# How do you tell people your a furry



## Bigboff (Apr 5, 2011)

i have been telling some close firends now but i want to go public and be proud of who i am,
i want know what to expect who is should tell
and mainly how the fuck i epxlain it to my parents! (i stil live at home)
alll help is apreciated


----------



## Xegras (Apr 5, 2011)

_"Hey guys, I'm a furry."_

Done


----------



## LeverPuller (Apr 5, 2011)

Furry isn't that big of a thing.
Unless you think you're an animal on the inside or some crazy shit, there shouldn't be anything you need to 'come out' about. Other than that, if you're talking about like, wearing animal ears and tails, then just do it, and if your parents have a problem with it, stop doing it until you move out.
Gonna be honest, it's pretty simple if you're not a freak about it.
My friends all think it's cool I can make money drawing animal people. And that's the extent of it lol.


----------



## Taralack (Apr 5, 2011)

I don't even-
This isn't even in the right section.

Also - http://forums.furaffinity.net/threa...YOU-DON-T-HAVE-TO-quot-COME-OUT-quot-AS-FURRY!

Let me reiterate that:
*FOR THE SAKE OF OUR SANITY, YOU DON'T HAVE TO "COME OUT" AS FURRY!*


----------



## Duality Jack (Apr 5, 2011)

Don't tell them. Simple.


----------



## Bigboff (Apr 5, 2011)

ok but if i want to be furry in public like fursuit how do i explain this to my friends?


----------



## Bigboff (Apr 5, 2011)

i have always been a furry an dim proud of what i am its not just a hobby its a lifestyle if it was jsut a hobby then maybe id secret or if it was purely sexual itd keep it private but its who i am


----------



## Xegras (Apr 5, 2011)

## Things to do
**a)** In the forum thread, what do LeverPuller's friends think is cool?
**b)** Reproduce everything in the forum thread from "Furry isn't that" down to "extent of it lol.".

## Supplied information

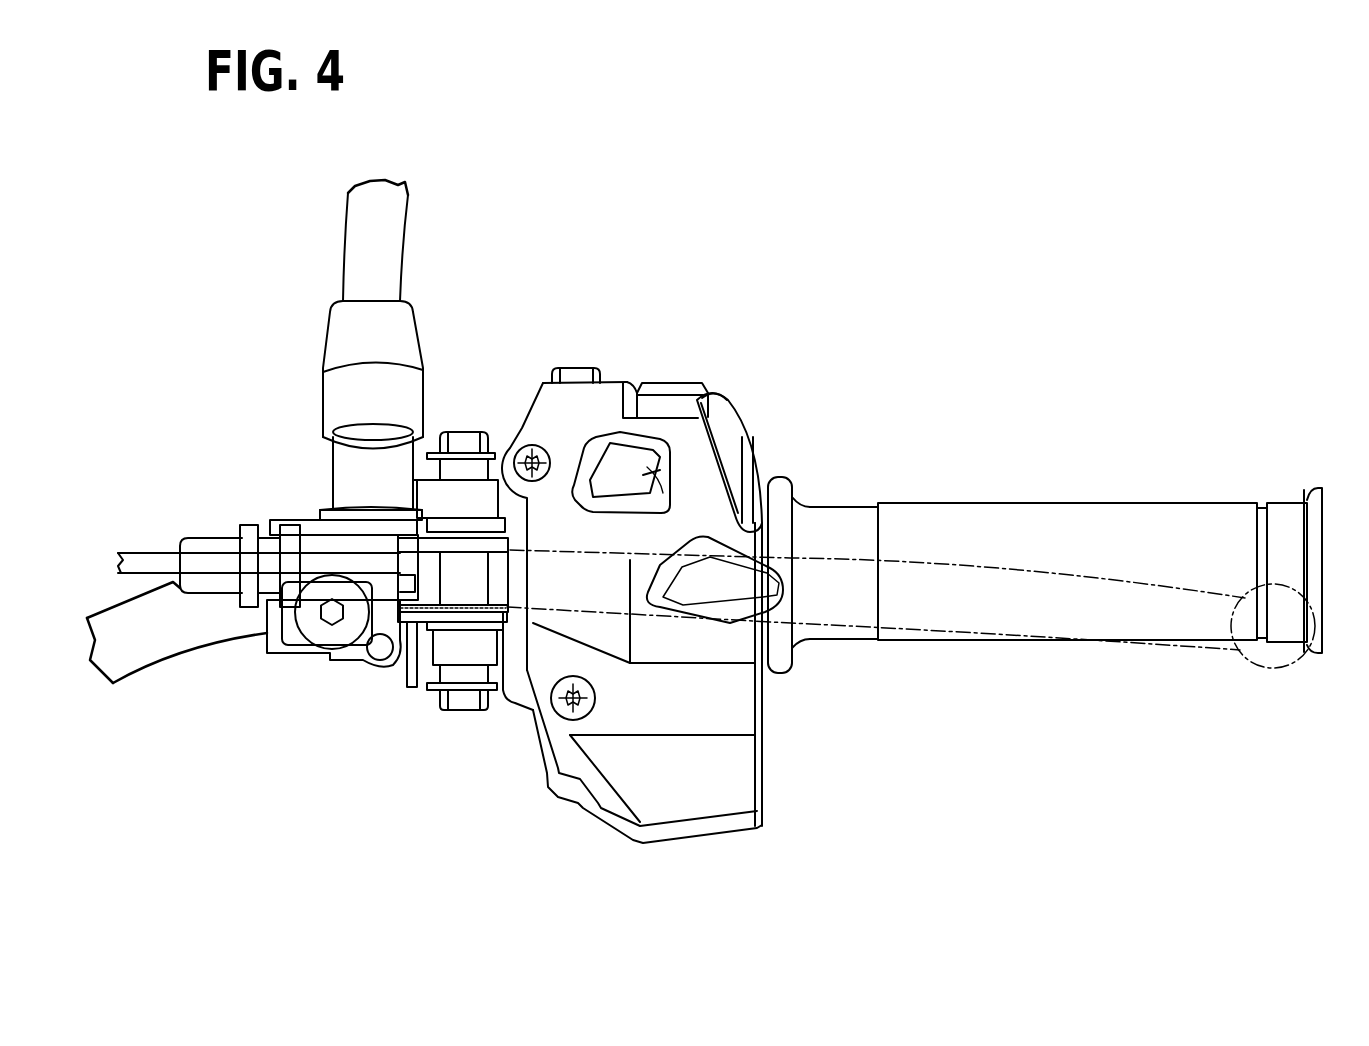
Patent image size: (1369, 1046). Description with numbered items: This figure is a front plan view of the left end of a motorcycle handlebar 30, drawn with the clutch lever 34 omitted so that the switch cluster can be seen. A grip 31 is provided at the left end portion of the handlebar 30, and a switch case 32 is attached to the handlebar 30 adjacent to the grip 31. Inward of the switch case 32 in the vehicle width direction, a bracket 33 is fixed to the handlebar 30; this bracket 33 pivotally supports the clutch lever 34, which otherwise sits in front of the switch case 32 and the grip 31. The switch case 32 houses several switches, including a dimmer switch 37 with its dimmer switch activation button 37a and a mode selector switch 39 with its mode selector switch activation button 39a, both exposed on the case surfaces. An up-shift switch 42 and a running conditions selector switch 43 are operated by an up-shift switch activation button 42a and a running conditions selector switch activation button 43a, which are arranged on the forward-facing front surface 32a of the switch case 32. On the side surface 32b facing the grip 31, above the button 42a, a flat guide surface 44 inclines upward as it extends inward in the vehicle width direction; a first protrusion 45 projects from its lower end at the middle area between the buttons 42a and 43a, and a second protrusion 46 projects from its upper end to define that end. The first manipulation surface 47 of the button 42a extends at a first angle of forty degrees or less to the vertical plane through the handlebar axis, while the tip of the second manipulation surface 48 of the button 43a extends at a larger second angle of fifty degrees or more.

## In response
**a)** That LeverPuller can make money drawing animal people.

**b)**
Furry isn't that big of a thing.
Unless you think you're an animal on the inside or some crazy shit, there shouldn't be anything you need to 'come out' about. Other than that, if you're talking about like, wearing animal ears and tails, then just do it, and if your parents have a problem with it, stop doing it until you move out.
Gonna be honest, it's pretty simple if you're not a freak about it.
My friends all think it's cool I can make money drawing animal people. And that's the extent of it lol.